WHAT THE EXERCISE ASKS> Skip the pictures. Copy all the rest of the records down exactly.

Records excerpted from a collection>
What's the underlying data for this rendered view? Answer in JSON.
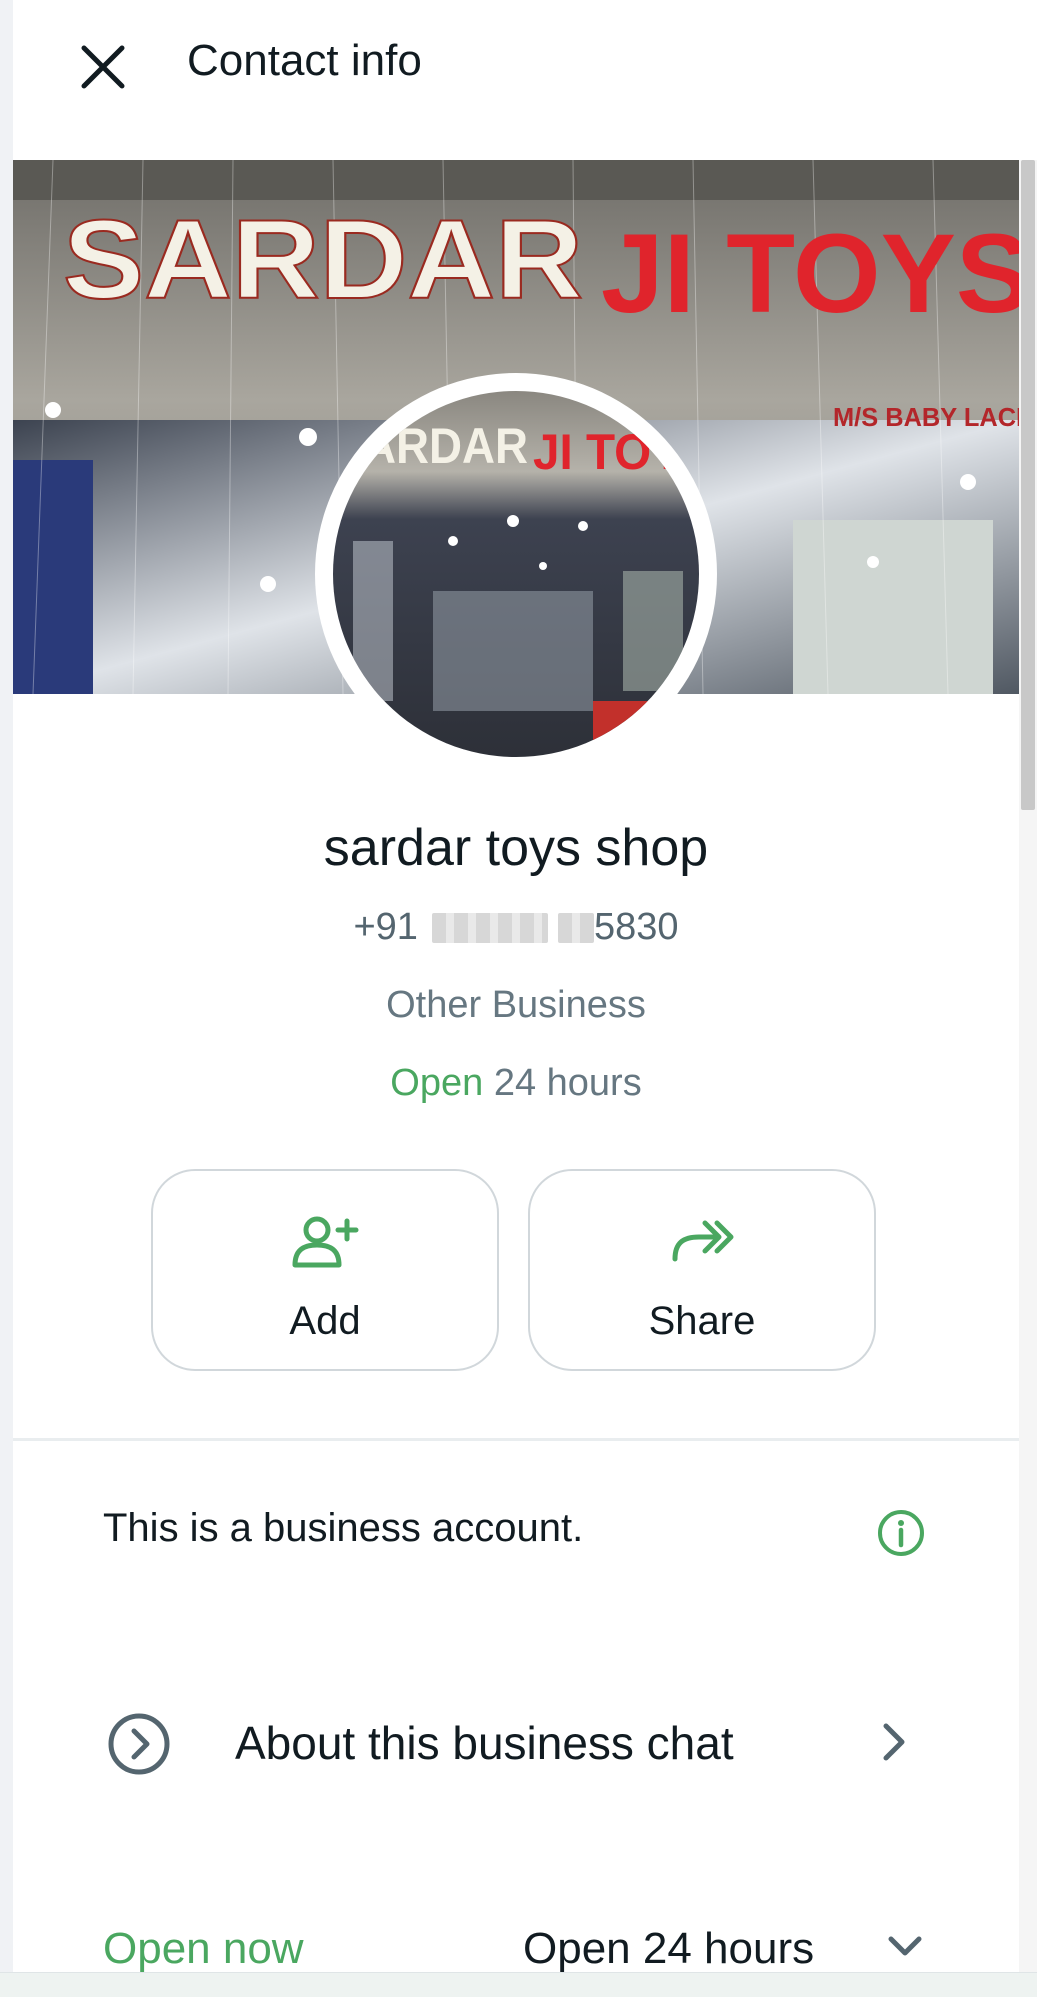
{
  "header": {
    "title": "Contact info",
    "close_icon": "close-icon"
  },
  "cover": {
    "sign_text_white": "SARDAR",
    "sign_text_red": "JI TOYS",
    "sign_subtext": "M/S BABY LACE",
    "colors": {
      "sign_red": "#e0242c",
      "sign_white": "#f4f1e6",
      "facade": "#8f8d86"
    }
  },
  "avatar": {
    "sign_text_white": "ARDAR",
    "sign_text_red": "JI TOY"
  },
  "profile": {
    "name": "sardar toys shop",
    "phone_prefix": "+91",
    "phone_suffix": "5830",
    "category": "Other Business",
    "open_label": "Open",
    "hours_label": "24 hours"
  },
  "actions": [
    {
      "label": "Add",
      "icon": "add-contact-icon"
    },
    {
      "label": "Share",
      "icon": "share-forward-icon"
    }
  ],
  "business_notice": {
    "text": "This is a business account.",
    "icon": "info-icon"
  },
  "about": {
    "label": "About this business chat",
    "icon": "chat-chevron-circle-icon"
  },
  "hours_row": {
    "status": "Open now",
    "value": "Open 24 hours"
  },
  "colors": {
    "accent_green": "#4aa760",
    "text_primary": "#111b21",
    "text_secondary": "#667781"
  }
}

TASK RESULT>
What's the underlying data for this rendered view? Answer in JSON.
{
  "header": {
    "title": "Contact info",
    "close_icon": "close-icon"
  },
  "cover": {
    "sign_text_white": "SARDAR",
    "sign_text_red": "JI TOYS",
    "sign_subtext": "M/S BABY LACE",
    "colors": {
      "sign_red": "#e0242c",
      "sign_white": "#f4f1e6",
      "facade": "#8f8d86"
    }
  },
  "avatar": {
    "sign_text_white": "ARDAR",
    "sign_text_red": "JI TOY"
  },
  "profile": {
    "name": "sardar toys shop",
    "phone_prefix": "+91",
    "phone_suffix": "5830",
    "category": "Other Business",
    "open_label": "Open",
    "hours_label": "24 hours"
  },
  "actions": [
    {
      "label": "Add",
      "icon": "add-contact-icon"
    },
    {
      "label": "Share",
      "icon": "share-forward-icon"
    }
  ],
  "business_notice": {
    "text": "This is a business account.",
    "icon": "info-icon"
  },
  "about": {
    "label": "About this business chat",
    "icon": "chat-chevron-circle-icon"
  },
  "hours_row": {
    "status": "Open now",
    "value": "Open 24 hours"
  },
  "colors": {
    "accent_green": "#4aa760",
    "text_primary": "#111b21",
    "text_secondary": "#667781"
  }
}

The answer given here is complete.